**WHAT NEEDS TO BE DONE:** Reproduce the part of the data that starts with the line containing "y-axis-label: No people [8, 204, 20, 254]" and ends with the line containing "y-tick-label: 0 [40, 408, 45, 418]", including both of those lines, with every character unchanged.
*** EXCERPTED RECORDS
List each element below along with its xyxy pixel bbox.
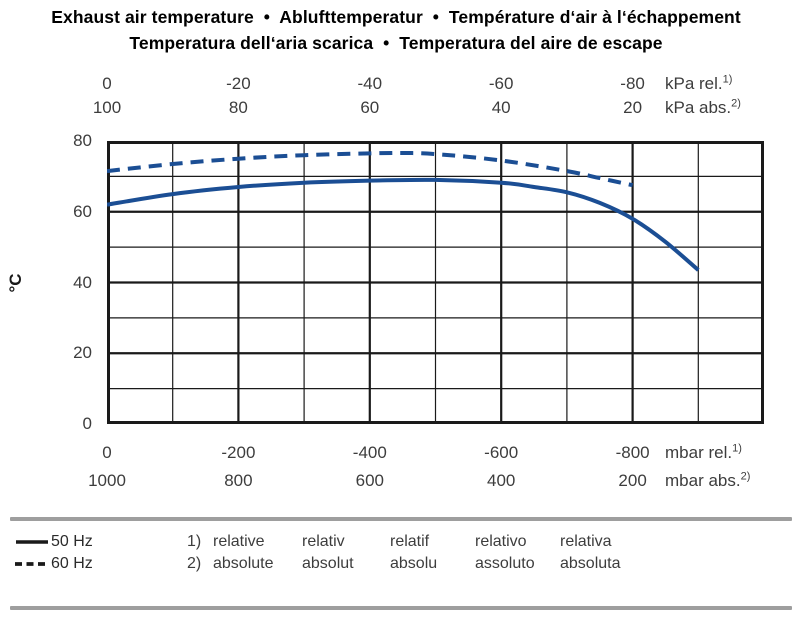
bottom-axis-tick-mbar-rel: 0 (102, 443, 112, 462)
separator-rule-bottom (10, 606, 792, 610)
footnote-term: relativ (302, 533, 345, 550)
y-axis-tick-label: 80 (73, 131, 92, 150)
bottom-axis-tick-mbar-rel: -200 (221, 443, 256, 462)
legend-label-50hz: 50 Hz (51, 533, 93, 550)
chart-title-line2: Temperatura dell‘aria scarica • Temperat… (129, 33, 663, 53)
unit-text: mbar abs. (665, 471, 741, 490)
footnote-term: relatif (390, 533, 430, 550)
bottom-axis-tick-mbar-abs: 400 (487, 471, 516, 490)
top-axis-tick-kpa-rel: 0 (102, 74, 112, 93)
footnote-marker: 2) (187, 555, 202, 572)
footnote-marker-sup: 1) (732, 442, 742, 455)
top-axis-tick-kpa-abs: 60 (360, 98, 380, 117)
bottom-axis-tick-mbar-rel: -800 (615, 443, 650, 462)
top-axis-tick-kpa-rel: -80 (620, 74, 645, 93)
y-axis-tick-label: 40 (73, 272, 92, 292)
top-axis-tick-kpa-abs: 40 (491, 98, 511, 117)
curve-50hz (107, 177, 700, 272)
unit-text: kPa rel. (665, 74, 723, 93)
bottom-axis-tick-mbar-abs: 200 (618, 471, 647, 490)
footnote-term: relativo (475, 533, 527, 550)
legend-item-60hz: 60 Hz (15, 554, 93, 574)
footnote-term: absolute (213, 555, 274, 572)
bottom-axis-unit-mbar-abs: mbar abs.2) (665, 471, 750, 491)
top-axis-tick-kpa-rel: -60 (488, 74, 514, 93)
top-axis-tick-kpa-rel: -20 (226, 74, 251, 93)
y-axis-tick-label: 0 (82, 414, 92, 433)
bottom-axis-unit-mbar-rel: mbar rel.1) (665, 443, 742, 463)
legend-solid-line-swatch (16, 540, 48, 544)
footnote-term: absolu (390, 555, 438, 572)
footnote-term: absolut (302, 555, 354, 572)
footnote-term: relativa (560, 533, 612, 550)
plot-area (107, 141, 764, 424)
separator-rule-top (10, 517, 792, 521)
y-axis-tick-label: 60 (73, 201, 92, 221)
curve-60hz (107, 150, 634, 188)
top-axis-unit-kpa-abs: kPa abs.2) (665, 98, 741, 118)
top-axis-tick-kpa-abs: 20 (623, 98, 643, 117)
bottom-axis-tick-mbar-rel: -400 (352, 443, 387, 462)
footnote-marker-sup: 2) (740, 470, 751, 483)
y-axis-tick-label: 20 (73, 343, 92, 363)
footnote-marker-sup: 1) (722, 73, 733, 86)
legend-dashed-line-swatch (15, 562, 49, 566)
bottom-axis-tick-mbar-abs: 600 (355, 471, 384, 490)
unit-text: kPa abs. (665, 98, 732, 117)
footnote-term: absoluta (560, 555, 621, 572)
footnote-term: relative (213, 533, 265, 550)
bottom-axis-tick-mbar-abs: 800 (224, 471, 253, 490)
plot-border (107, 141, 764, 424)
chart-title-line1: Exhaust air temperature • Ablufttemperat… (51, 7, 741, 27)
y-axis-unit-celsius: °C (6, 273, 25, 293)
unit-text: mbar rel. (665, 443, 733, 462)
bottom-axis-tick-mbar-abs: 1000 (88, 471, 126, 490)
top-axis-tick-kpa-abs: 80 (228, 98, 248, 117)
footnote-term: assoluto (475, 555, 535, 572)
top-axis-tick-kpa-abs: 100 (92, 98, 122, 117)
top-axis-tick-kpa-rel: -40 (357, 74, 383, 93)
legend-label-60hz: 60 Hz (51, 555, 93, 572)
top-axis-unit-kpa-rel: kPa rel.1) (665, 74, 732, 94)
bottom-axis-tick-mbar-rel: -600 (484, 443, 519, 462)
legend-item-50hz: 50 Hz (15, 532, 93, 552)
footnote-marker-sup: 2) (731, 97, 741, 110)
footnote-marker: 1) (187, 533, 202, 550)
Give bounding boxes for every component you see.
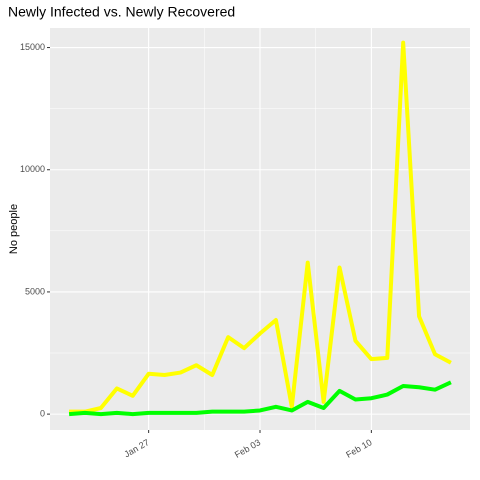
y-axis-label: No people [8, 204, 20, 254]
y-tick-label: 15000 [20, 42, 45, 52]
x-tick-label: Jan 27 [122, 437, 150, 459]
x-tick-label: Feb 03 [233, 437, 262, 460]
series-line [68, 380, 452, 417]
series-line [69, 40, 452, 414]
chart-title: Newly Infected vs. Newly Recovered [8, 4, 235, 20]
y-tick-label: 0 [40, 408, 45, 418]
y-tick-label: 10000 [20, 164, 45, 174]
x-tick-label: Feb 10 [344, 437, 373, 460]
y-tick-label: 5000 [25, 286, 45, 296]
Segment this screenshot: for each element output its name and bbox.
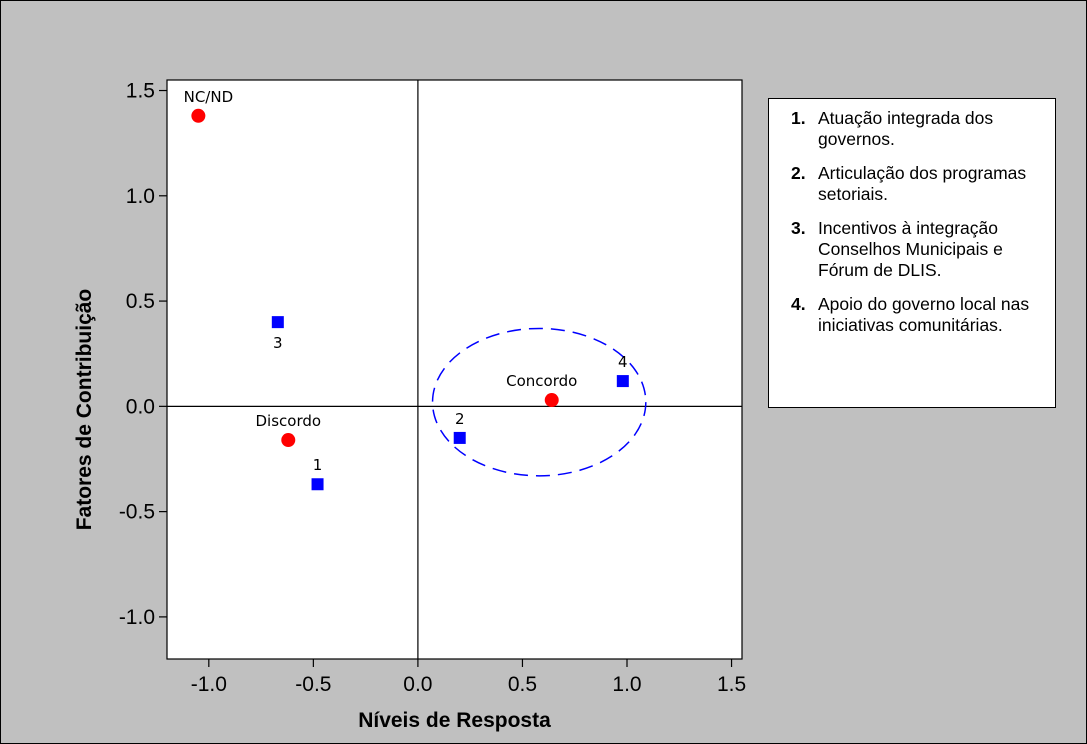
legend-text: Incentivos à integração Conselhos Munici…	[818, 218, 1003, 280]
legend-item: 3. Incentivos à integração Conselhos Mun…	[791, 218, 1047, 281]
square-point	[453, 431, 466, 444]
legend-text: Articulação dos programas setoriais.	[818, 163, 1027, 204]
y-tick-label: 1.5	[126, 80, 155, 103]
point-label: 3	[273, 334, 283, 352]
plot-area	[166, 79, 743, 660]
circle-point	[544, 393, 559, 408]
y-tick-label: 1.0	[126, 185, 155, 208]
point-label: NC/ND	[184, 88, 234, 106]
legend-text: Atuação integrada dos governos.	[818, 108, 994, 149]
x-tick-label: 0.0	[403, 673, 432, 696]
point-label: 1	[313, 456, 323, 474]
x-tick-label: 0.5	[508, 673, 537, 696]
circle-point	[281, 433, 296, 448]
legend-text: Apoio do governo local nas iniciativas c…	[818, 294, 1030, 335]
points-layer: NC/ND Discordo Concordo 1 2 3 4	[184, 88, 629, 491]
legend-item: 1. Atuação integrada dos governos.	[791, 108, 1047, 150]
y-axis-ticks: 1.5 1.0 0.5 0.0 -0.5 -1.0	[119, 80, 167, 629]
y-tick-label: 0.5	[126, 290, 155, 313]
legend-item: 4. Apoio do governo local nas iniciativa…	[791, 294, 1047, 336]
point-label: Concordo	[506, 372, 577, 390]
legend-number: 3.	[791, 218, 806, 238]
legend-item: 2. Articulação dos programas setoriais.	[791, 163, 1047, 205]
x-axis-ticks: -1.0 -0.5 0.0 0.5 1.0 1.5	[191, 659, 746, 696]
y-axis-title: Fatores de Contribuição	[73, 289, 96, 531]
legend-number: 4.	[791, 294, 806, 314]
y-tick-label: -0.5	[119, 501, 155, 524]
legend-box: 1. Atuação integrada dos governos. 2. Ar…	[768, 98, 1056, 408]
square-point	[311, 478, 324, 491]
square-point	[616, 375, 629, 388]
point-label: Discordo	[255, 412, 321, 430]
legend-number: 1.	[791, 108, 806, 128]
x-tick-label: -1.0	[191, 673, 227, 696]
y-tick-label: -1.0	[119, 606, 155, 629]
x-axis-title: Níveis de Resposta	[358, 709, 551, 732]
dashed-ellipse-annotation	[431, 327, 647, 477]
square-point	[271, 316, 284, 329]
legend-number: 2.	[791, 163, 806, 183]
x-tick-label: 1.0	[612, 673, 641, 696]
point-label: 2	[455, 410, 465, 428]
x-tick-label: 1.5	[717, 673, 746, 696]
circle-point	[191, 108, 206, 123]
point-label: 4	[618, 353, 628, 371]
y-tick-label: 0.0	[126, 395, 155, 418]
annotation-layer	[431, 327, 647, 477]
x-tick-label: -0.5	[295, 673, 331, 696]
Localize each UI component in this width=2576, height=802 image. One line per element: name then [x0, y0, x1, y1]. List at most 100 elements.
******
**OUTPUT OF THE EXERCISE:**
y-axis-label: No people [8, 204, 20, 254]
y-tick-label: 15000 [20, 42, 45, 52]
x-tick-label: Jan 27 [122, 437, 150, 459]
x-tick-label: Feb 03 [233, 437, 262, 460]
series-line [68, 380, 452, 417]
series-line [69, 40, 452, 414]
chart-title: Newly Infected vs. Newly Recovered [8, 4, 235, 20]
y-tick-label: 0 [40, 408, 45, 418]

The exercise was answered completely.